_EXCERPT:_
::::

The Resilience of Livelihoods Post-Disaster
Caribbean countries are truly justified in focusing their development efforts on resilience, particularly after the awful 2004, 2008 and 2017 hurricane season, as well as the 2010 earthquake in Haiti.
The need for broad-based, longitudinal resilience planning
Introduction
Caribbean countries are truly justified in focusing their development efforts on resilience, particularly after the awful 2004, 2008 and 2017 hurricane season, as well as the 2010 earthquake in Haiti. In addition to massive earthquakes and powerful storms, a spate of harsh droughts and unpredictable floods have especially hammered home the vulnerability of this region to extreme weather and natural disaster events.
Our region is one of the most vulnerable in the world. To provide the support that our people need, governments, the civil service, commercial businesses, non-governmental organisations and communities must see resilience as:
- prevention of damage and trauma, to the extent possible;
- reduction of the risk of damage or trauma, as much as possible;
- minimising the immediate damage or trauma, and
- recovering quickly and completely from the damage and trauma that has been caused.
The amount of trauma caused by these extreme events is likely influenced by the quality of people’s lives before the event. In communities where people are accustomed to the use of technology and comfortable living, it may be more traumatic than in circumstances where livelihoods are not as easy. In a sense then, it seems that if we partially define resilience as being, “the prevention of damage or trauma from extreme events,” increasing the modern amenities in a society may make it less resilient to those hazards that have the power to wipe out that modernity.

::::

_DATA EXCERPT:_
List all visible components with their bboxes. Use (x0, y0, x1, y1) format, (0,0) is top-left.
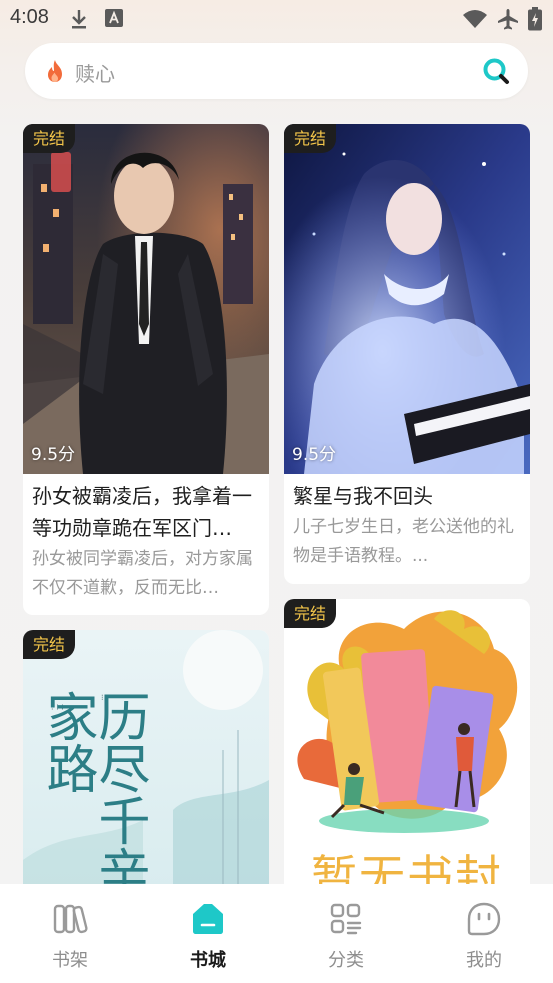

::::

_TASK SET:_
a – Answer these questions about the text on livelihood resilience after disasters, one answer per line:
(i) Which hurricane seasons does it name?
(ii) Besides earthquakes and storms, which two kinds of events does it say have shown the region's vulnerability?
(iii) What does it say may make a society less resilient to hazards that can wipe out modernity?
b – Continue the text on livelihood resilience after disasters from where it stops.

_OUTPUTS FOR THE TASKS:_
a –
(i) 2004, 2008 and 2017
(ii) Harsh droughts and unpredictable floods
(iii) Increasing the modern amenities in a society

b –
Preparation for becoming more resilient and returning to functional society as quickly and normally as possible must therefore be based on scenario planning that mixes:
- the "unmodern" knowledge of older generations, and
- the creativity of the younger generations
in order to re-imagine a society absent of 20th and 21st century technology for what may seem an interminable period following any disaster, then devise ways of surviving and functioning in such circumstances. The experiences that we have had in the Caribbean over the last fifteen years can provide us with good examples of the length of time that our scenario planning should cover and what would be required to reestablish reasonable functionality of the country.
Current Concept of Resilience
The dictionaries define “resilience” as:
- the capacity to recover quickly from difficulties;
- toughness;
- an ability to recover from or adjust easily to misfortune or change, or
- the ability to recover readily from illness, depression, adversity, or the like.
Of course, “quickly” and “readily” are comparative, and what may be acceptable on these measures in normal times would be very changed in times after catastrophes.
For example, an earthquake may cause you to define “quickly” and “readily” in much longer periods than you would usually consider. However, the widespread trauma caused by the disaster makes that extended period termed ”quickly” or “readily” much harder to endure.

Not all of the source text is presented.